_Records_
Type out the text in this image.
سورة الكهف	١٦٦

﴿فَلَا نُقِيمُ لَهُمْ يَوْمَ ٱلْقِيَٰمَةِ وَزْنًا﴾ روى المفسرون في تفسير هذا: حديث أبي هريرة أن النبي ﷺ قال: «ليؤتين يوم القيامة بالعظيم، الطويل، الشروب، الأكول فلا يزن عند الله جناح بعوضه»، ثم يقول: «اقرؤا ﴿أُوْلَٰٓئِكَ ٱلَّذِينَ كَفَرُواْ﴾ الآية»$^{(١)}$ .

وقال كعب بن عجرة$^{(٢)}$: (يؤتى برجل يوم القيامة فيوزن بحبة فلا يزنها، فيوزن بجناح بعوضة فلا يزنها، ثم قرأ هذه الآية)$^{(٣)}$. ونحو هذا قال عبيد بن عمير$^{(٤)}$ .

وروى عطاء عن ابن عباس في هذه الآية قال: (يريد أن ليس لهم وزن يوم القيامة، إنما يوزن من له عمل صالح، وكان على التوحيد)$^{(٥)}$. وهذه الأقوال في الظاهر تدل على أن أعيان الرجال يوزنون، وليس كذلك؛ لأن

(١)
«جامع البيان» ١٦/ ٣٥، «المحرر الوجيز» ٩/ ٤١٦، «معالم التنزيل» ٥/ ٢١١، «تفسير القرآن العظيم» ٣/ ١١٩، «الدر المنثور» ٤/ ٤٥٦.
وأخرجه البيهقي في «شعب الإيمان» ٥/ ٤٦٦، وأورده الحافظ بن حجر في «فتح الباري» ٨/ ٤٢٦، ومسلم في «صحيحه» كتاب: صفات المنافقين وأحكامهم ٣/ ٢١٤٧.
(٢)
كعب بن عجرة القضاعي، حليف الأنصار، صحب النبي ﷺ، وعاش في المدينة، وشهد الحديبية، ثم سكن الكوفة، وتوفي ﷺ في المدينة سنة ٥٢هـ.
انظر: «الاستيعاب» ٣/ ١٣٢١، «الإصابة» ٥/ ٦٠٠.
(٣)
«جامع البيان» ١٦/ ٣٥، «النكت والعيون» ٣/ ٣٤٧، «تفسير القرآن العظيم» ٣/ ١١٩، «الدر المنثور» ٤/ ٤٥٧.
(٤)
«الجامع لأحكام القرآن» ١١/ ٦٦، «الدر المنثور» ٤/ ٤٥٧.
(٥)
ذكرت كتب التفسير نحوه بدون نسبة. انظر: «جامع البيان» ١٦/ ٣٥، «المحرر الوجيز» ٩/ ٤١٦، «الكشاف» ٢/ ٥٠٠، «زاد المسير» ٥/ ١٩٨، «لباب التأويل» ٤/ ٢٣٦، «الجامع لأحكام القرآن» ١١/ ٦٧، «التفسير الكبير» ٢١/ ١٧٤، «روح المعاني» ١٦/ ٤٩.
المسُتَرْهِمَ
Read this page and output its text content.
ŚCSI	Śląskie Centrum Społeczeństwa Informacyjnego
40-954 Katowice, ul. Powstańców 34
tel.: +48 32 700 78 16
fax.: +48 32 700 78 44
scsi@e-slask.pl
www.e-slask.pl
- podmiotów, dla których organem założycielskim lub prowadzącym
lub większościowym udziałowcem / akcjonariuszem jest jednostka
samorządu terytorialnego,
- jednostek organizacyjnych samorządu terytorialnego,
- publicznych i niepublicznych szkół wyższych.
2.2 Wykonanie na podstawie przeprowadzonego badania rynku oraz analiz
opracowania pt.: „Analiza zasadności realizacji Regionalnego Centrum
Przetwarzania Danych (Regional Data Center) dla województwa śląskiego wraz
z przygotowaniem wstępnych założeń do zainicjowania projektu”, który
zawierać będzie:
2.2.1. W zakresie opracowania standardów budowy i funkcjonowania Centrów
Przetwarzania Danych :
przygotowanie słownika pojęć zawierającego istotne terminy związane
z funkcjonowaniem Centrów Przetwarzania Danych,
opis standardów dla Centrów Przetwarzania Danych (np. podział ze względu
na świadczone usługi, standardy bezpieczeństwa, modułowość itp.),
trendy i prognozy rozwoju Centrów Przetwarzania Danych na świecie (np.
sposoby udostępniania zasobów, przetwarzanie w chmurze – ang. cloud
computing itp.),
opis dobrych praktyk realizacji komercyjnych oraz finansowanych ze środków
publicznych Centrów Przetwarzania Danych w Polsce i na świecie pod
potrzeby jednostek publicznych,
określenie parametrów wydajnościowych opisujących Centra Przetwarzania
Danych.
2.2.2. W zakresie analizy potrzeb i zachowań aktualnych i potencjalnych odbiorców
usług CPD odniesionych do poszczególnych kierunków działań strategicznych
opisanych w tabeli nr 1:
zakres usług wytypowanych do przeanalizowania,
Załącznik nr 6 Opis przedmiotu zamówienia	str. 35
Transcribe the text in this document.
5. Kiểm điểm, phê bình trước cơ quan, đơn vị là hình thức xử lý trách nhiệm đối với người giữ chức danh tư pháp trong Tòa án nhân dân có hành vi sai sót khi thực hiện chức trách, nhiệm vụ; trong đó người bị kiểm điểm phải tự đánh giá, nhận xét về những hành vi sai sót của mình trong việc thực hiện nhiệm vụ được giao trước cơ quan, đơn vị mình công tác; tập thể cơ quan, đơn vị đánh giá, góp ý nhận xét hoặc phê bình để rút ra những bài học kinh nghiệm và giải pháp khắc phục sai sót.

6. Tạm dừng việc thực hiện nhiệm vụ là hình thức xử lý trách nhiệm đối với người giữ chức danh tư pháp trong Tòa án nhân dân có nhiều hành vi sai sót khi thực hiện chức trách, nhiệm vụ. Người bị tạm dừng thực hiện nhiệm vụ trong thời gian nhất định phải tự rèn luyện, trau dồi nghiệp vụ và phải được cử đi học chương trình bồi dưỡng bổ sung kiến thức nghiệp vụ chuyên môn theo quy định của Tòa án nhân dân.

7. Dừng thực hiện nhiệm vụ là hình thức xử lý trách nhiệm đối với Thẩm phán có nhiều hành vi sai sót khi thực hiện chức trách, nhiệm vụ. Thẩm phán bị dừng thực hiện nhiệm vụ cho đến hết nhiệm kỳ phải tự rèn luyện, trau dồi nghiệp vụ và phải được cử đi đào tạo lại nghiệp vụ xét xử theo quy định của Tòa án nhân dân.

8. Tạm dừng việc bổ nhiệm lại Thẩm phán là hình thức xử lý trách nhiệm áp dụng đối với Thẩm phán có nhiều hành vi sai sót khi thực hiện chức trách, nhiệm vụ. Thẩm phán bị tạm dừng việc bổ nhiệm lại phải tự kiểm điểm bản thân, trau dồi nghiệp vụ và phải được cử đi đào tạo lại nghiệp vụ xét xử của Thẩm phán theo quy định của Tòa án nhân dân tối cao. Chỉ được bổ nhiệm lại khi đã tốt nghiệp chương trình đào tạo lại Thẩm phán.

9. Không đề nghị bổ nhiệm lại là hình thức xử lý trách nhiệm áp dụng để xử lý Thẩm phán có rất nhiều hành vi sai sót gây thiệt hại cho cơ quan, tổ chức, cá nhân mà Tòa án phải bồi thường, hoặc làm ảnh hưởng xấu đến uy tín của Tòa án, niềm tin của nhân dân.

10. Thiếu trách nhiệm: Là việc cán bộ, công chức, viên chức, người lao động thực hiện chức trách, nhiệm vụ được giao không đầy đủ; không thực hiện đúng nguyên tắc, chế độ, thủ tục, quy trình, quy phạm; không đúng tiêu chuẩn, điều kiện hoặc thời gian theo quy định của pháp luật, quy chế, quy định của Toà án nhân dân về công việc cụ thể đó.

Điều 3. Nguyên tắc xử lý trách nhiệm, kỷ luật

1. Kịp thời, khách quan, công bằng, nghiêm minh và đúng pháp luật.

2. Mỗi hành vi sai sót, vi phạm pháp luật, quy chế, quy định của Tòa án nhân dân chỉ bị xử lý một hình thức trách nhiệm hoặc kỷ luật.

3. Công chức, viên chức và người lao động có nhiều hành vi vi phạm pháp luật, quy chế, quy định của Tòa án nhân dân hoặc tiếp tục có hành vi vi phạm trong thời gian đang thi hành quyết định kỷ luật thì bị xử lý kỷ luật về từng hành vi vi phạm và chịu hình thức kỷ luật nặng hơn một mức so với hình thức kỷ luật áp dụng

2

_Work to be completed_
Track down all lines above with the string "publicznych" and copy them.

_Final answer_
- publicznych i niepublicznych szkół wyższych.
publicznych Centrów Przetwarzania Danych w Polsce i na świecie pod
potrzeby jednostek publicznych,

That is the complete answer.